(Some records)
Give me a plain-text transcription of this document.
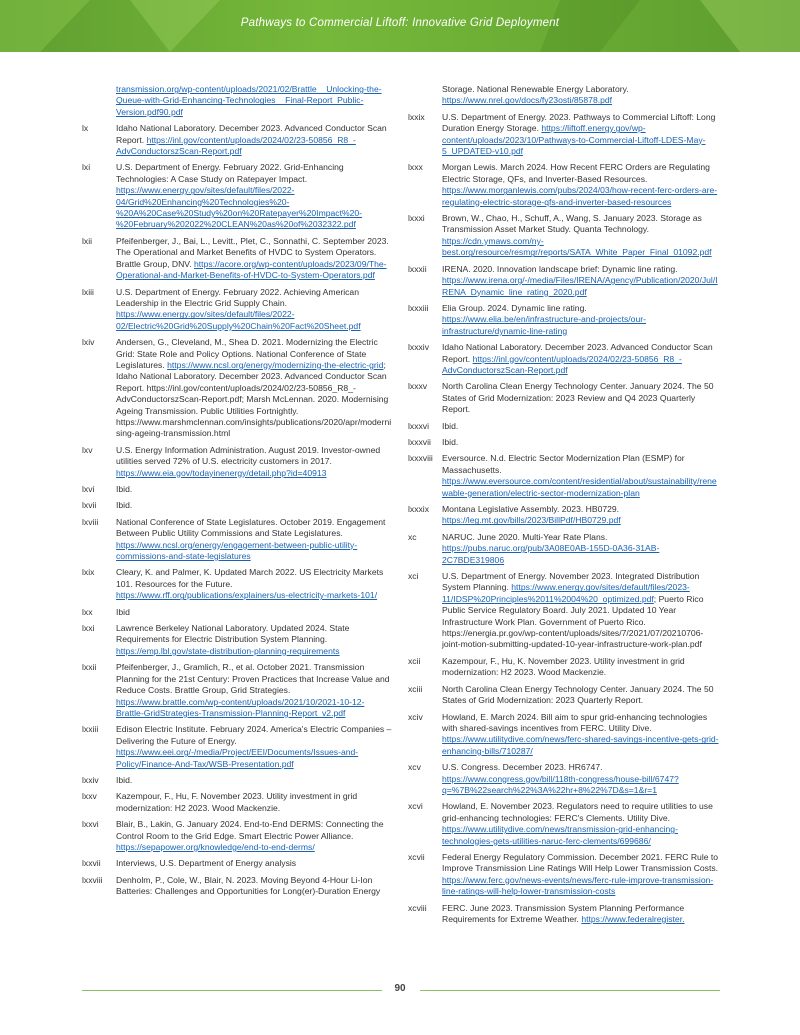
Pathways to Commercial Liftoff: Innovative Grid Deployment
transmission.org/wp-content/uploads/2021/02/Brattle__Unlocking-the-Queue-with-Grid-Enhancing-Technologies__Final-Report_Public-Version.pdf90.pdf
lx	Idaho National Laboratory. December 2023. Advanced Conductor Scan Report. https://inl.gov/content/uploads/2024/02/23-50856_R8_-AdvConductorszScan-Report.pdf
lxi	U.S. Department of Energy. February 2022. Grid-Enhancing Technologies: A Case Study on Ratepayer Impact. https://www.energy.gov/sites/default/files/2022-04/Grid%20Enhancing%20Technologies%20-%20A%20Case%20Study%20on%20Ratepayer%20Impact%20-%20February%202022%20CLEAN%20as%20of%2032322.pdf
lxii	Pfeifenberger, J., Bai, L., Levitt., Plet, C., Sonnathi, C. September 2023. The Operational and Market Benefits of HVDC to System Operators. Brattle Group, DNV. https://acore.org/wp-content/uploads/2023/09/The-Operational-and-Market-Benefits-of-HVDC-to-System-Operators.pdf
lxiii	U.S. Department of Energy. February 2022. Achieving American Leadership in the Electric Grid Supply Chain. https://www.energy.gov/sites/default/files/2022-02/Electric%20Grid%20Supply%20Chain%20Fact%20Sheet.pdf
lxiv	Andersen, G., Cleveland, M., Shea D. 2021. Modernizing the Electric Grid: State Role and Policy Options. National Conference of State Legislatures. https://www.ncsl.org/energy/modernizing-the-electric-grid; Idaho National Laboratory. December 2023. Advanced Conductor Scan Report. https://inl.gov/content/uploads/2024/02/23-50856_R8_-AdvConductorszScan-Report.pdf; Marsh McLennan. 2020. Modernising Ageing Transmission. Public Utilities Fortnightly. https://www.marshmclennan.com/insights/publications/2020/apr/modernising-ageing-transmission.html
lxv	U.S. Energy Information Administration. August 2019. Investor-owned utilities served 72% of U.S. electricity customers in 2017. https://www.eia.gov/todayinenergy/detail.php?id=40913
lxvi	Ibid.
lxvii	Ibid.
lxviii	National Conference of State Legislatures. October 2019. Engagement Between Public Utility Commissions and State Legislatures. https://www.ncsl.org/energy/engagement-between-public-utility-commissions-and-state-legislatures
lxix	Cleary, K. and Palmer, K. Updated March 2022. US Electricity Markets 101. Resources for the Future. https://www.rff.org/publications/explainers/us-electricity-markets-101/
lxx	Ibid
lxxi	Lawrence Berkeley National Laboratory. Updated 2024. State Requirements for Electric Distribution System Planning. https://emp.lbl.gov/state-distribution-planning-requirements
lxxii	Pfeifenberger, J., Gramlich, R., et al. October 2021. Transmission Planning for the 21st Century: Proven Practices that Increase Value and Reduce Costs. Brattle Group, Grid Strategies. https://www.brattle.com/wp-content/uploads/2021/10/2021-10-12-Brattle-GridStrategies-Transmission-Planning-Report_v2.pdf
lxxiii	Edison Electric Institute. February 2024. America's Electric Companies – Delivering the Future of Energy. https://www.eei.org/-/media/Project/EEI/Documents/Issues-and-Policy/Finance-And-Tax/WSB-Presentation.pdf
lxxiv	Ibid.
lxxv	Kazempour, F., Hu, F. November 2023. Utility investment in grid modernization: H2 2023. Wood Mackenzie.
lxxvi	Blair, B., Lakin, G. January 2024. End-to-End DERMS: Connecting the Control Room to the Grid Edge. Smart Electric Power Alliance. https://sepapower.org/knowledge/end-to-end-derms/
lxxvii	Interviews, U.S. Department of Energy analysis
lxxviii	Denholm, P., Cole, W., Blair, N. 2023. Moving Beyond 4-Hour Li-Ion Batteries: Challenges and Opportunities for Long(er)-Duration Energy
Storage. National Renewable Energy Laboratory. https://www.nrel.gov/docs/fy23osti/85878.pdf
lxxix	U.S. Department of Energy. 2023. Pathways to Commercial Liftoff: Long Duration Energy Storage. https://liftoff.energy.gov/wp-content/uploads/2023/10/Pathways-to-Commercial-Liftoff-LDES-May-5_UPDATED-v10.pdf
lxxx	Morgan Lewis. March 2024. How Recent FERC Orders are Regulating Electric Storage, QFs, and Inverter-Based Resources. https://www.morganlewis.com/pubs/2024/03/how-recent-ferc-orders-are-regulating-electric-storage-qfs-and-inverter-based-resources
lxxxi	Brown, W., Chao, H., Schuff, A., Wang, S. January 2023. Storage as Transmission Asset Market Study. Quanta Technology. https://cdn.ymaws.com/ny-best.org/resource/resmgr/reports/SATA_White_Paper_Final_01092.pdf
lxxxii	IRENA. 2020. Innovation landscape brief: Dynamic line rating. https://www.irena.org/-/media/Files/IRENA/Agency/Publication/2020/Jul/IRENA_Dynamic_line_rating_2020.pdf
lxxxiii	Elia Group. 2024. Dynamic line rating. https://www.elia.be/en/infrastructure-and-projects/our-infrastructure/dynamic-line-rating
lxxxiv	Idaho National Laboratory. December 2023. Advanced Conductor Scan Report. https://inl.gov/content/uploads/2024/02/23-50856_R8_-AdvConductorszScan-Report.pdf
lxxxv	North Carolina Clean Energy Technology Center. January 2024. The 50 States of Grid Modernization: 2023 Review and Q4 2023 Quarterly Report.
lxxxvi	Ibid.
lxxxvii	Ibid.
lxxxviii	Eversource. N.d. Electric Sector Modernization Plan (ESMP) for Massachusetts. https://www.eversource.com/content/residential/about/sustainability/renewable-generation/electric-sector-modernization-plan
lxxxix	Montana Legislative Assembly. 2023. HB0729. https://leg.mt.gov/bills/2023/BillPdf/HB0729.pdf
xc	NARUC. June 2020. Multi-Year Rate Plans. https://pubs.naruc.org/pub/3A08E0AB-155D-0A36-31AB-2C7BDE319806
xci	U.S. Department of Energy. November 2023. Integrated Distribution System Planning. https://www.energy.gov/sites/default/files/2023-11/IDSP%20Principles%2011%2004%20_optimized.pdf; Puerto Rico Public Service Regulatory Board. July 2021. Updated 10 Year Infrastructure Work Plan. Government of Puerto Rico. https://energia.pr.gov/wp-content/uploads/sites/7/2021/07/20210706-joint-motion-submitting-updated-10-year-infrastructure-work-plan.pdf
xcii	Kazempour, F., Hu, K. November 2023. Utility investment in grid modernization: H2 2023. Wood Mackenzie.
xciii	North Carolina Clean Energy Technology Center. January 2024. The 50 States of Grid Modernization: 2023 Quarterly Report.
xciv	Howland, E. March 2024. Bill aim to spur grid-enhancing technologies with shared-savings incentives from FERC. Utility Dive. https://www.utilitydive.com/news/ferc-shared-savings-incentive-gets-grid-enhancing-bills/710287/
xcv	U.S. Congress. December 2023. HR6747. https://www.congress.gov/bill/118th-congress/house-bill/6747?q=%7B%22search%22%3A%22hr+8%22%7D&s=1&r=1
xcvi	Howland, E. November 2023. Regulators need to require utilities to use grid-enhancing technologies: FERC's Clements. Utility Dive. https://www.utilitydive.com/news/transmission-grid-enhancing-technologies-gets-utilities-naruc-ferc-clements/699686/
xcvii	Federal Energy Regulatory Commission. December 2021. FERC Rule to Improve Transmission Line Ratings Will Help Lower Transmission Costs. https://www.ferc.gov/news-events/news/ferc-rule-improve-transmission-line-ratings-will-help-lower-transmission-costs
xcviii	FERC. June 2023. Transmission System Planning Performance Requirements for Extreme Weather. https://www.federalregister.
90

* * *

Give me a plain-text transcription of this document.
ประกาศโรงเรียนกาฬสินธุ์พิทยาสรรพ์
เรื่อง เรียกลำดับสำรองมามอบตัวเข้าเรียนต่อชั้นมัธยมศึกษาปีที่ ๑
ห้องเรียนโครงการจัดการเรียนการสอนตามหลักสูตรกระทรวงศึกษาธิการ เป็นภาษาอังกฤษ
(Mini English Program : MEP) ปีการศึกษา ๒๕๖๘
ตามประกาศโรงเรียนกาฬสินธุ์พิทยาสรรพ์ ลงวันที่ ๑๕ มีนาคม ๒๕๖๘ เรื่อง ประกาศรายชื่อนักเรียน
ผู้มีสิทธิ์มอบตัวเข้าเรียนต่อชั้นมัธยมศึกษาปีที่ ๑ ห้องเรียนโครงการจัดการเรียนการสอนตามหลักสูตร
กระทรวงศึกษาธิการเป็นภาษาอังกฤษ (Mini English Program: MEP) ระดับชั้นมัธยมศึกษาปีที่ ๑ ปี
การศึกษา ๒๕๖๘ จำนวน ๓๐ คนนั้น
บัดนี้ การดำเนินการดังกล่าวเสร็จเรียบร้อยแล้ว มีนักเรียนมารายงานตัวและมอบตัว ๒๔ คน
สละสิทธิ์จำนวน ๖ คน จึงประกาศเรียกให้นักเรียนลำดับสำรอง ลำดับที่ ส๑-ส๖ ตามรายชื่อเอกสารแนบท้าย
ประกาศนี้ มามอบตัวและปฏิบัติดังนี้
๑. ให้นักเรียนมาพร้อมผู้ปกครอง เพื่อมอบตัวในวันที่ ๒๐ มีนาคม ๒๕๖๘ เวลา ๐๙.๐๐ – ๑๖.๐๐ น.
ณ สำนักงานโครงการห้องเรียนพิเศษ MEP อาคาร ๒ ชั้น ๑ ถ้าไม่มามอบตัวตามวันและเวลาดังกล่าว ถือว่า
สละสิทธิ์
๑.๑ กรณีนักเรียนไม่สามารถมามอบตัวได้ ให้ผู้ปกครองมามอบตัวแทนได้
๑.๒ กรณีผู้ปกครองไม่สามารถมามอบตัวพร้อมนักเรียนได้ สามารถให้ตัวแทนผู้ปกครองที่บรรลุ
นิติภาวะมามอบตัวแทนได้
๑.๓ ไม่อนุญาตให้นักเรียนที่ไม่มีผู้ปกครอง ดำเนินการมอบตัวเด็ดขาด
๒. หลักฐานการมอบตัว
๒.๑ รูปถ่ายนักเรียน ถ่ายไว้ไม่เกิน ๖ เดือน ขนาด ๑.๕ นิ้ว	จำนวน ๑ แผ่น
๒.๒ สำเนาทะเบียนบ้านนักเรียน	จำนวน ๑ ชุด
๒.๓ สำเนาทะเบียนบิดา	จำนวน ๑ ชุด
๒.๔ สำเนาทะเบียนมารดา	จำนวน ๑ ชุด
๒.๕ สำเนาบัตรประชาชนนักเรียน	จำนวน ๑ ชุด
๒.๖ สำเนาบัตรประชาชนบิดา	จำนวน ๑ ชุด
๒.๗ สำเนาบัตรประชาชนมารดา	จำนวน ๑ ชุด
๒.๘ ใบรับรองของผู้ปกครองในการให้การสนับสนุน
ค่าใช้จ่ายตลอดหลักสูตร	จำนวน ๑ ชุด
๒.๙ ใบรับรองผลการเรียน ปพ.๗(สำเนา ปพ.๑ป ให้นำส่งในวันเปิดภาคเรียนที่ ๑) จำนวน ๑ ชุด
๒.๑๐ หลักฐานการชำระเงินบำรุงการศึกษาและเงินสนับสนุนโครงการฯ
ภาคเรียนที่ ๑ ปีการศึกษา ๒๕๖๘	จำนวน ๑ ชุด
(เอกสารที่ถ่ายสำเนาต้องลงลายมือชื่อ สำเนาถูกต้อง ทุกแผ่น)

■ JOB ■
Show every line that contains the word "Commercial".

■ TASK SOLUTION ■
Pathways to Commercial Liftoff: Innovative Grid Deployment
lxxix	U.S. Department of Energy. 2023. Pathways to Commercial Liftoff: Long Duration Energy Storage. https://liftoff.energy.gov/wp-content/uploads/2023/10/Pathways-to-Commercial-Liftoff-LDES-May-5_UPDATED-v10.pdf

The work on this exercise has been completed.